## start

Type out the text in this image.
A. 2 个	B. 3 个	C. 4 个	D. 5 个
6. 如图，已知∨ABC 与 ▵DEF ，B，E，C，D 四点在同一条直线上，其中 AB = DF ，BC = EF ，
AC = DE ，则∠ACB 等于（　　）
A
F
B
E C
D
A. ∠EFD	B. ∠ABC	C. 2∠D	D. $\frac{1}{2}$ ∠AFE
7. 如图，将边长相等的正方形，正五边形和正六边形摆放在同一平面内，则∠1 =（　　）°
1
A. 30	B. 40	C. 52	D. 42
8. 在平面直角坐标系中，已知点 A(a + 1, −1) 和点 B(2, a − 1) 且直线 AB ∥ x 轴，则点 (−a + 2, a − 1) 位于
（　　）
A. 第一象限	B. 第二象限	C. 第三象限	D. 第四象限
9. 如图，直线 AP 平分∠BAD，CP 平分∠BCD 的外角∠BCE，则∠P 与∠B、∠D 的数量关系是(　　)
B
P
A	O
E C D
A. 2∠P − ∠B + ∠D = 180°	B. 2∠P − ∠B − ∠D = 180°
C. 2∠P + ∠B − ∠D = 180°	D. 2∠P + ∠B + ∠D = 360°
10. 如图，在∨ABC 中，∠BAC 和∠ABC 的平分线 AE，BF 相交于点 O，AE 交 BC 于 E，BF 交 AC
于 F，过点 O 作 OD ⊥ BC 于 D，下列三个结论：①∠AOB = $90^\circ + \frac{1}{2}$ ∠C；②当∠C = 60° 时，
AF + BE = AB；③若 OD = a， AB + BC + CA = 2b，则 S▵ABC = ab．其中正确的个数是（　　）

## end

## YOUR OBJECTIVE
Collect each line holding the string "frac".

## RESPONSE BELOW
A. ∠EFD	B. ∠ABC	C. 2∠D	D. $\frac{1}{2}$ ∠AFE
于 F，过点 O 作 OD ⊥ BC 于 D，下列三个结论：①∠AOB = $90^\circ + \frac{1}{2}$ ∠C；②当∠C = 60° 时，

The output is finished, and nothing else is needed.